**CONSIGNE:**
Veuillez recopier mot pour mot un passage de l'article sur l'assurance emprunteur, à partir des mots où figure « L’assurance emprunteur dégressive remaniée » et jusqu'à « seraient plus onéreuses. » inclus.

**DOCUMENT:**
----------------------------------------

La Caisse d’Epargne et la Banque Populaire ont remis au goût du jour l’assurance emprunteur calculée sur le capital restant dû, mais en y ajoutant une subtilité nouvelle : le lissage de la cotisation avec la mensualité du crédit. Un montage attrayant mais aux effets pervers !

Contracter un crédit immobilier ne signifie pas uniquement rembourser sur plusieurs années la somme empruntée et s’acquitter des intérêts du prêt. La banque demande également de souscrire une assurance emprunteur, payée mensuellement, afin qu’en cas de décès de l’emprunteur, d’invalidité voire de perte d’emploi, l’assureur rembourse à sa place tout ou partie des échéances restantes. Pour fixer la cotisation de l’assurance, il existe deux modes de calcul, l’un basé sur le capital emprunté initial (CI), l’autre sur le capital restant à rembourser (le capital restant dû ou CRD). L’assurance sur CI est plus répandue. Dans ce cas, l’assureur applique un taux sur le montant emprunté, pour obtenir la prime annuelle, puis la divise par 12 pour obtenir la cotisation mensuelle. Résultat, la mensualité de l’assurance reste fixe pendant toute la durée du prêt immobilier.

En revanche, avec une assurance calculée sur le capital restant à rembourser, la cotisation mensuelle diminue au fil du temps. C’est pourquoi on parle d’assurance dégressive. En effet, à chaque mensualité de crédit payée, le capital devant encore être remboursé baisse. Ce montant sert d’assiette de prélèvement pour l’assurance. Par conséquent, à mesure que l’emprunteur rembourse son prêt, la prime d’assurance diminue. Il peut arriver que périodiquement, tous les ans ou tous les 5 ans par exemple, la mensualité d’assurance ré-augmente légèrement, avant de décliner à nouveau. Cela vient du fait que les compagnies appliquent parfois un calcul qui tient compte de l’âge de l’emprunteur, et du risque grandissant d'un souci de santé.

L’assurance emprunteur dégressive remaniée par BPCE

Crédit et assurance sont imbriqués dans une mensualité unique et fixe

Cette prime de risque n’est pas présente dans l’assurance emprunteur dégressive lancée courant 2018 par le groupe BPCE (Banque Populaire-Caisse d’Epargne). En revanche, ce contrat bancaire comporte sa propre spécificité : imbriquer le remboursement du prêt immobilier avec l’assurance et lisser l’échéance globale. Résultat, l’emprunteur est débité chaque mois d’une même et unique mensualité qui intègre l’amortissement du capital, les intérêts et l’assurance. Sans ce lissage, l’assurance dégressive s'ajouterait aux échéances fixes de l’emprunt et les premières mensualités cumulées seraient plus onéreuses.

De fait, cette formule lissée a, a priori, plus de chance de faire mouche auprès des emprunteurs. Si les assurances sur CRD classiques se font rares, c’est parce qu’elles s’adaptent plus difficilement à la réalité financière des ménages. Au fil des années, ces derniers s’attendent en effet à voir leurs revenus progresser et leur capacité de remboursement croître. Dans cette optique, pourquoi se serrer aujourd’hui la ceinture en payant plus d’assurance, alors qu’avec une échéance constante le coût du crédit est mieux réparti dans le temps ! D’après nos informations, c’est justement les difficultés à vendre ces assurances emprunteurs dégressives (sans lissage) qui ont conduit plusieurs banques, dont BNP Paribas et LCL au tournant des années 2000, à renoncer aux contrats sur CRD.

----------------------------------------

**LISTING AFFICHÉ:**
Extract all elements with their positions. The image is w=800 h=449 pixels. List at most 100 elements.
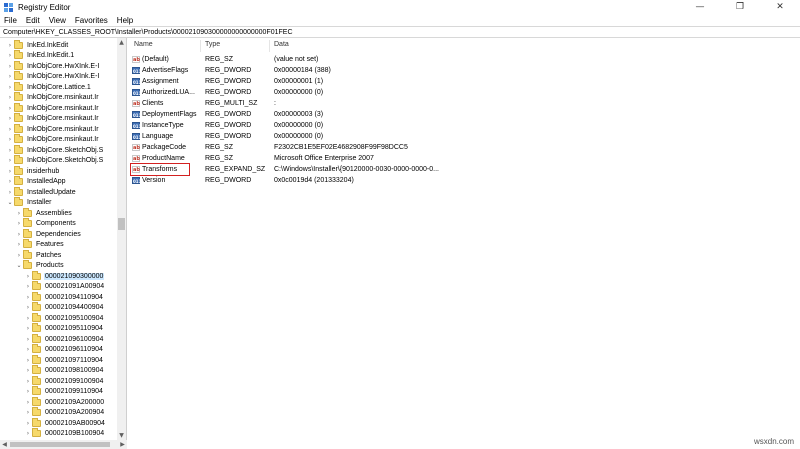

----------------------------------------

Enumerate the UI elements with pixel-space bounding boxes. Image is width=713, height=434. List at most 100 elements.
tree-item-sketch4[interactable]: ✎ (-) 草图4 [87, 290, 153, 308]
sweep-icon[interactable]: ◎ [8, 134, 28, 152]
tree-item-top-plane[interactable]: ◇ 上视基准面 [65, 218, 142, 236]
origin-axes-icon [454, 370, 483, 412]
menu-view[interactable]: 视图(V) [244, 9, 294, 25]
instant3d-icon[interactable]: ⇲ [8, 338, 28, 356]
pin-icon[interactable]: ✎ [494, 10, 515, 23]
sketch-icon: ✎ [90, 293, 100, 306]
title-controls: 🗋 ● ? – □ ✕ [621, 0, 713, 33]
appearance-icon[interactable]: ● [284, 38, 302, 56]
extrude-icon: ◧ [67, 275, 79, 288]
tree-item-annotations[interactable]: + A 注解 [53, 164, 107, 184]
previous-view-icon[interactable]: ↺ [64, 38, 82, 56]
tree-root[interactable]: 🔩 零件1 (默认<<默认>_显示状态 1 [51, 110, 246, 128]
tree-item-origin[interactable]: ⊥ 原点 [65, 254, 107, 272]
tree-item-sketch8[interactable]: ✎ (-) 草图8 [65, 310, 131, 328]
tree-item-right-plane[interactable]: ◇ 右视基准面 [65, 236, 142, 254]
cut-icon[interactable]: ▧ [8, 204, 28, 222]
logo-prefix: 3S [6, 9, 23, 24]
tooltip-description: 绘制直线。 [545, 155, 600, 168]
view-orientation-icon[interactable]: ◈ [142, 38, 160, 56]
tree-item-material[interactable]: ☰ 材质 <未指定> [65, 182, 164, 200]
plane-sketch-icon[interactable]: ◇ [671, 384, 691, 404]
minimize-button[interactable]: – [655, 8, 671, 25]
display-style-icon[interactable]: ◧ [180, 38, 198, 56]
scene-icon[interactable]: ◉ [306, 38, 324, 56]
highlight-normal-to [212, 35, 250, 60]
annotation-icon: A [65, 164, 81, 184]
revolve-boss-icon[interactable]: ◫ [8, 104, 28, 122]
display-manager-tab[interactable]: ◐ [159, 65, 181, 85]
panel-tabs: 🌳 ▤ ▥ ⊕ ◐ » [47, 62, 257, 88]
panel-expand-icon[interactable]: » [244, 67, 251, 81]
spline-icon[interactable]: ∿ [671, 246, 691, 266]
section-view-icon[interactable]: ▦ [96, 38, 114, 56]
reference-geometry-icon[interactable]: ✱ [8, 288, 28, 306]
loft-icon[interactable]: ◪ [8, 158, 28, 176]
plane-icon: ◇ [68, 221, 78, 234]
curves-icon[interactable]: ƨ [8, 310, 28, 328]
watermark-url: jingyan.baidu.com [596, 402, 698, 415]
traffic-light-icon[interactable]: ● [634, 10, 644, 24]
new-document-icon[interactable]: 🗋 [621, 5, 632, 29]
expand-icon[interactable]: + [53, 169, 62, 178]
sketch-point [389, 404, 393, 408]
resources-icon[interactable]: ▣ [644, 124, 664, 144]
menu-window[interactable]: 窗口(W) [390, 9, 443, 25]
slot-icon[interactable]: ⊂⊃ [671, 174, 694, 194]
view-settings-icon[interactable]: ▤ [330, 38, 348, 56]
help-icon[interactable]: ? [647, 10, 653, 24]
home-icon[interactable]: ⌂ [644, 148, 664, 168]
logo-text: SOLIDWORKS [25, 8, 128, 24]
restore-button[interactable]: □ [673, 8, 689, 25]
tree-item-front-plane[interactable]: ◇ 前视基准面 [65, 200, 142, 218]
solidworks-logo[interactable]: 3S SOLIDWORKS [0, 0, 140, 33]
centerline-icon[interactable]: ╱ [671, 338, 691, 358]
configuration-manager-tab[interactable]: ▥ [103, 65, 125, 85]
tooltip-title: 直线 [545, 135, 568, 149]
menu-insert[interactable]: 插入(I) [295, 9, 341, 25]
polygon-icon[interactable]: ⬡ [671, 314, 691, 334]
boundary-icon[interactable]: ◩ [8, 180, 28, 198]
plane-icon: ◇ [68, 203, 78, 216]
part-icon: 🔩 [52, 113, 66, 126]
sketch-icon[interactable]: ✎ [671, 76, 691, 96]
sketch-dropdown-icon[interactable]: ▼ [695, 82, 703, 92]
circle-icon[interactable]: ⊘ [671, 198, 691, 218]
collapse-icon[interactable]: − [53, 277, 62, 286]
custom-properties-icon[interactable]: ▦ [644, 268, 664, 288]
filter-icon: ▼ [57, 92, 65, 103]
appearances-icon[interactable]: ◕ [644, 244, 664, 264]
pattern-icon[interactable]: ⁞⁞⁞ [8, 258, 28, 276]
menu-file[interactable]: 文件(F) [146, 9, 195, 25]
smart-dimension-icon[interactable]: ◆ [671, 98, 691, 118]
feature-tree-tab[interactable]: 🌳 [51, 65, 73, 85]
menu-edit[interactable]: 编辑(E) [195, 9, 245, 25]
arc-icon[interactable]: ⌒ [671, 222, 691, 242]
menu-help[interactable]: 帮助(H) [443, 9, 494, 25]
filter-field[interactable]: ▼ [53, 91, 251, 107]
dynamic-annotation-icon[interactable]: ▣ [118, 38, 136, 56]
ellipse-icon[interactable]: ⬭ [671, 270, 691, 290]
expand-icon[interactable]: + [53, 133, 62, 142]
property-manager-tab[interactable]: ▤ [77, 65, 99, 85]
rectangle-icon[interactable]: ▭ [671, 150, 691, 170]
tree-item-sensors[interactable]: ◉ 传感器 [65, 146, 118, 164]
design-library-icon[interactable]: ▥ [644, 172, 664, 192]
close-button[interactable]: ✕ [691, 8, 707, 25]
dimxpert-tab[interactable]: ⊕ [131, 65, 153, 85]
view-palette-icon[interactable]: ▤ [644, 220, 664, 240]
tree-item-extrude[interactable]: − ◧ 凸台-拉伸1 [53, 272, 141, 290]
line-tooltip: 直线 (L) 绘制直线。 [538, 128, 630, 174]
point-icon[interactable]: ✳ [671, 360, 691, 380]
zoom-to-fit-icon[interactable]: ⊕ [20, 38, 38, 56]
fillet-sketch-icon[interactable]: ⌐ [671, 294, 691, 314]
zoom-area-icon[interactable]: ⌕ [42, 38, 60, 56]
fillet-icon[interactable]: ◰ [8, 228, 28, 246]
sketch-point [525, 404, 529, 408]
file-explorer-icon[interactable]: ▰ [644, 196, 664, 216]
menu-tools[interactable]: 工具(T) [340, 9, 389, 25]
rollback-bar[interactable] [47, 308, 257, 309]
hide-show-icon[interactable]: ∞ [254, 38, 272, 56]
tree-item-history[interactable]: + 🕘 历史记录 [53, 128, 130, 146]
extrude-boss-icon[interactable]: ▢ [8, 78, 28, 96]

----------------------------------------

**RÉPONSE ATTENDUE:**
L’assurance emprunteur dégressive remaniée par BPCE

Crédit et assurance sont imbriqués dans une mensualité unique et fixe

Cette prime de risque n’est pas présente dans l’assurance emprunteur dégressive lancée courant 2018 par le groupe BPCE (Banque Populaire-Caisse d’Epargne). En revanche, ce contrat bancaire comporte sa propre spécificité : imbriquer le remboursement du prêt immobilier avec l’assurance et lisser l’échéance globale. Résultat, l’emprunteur est débité chaque mois d’une même et unique mensualité qui intègre l’amortissement du capital, les intérêts et l’assurance. Sans ce lissage, l’assurance dégressive s'ajouterait aux échéances fixes de l’emprunt et les premières mensualités cumulées seraient plus onéreuses.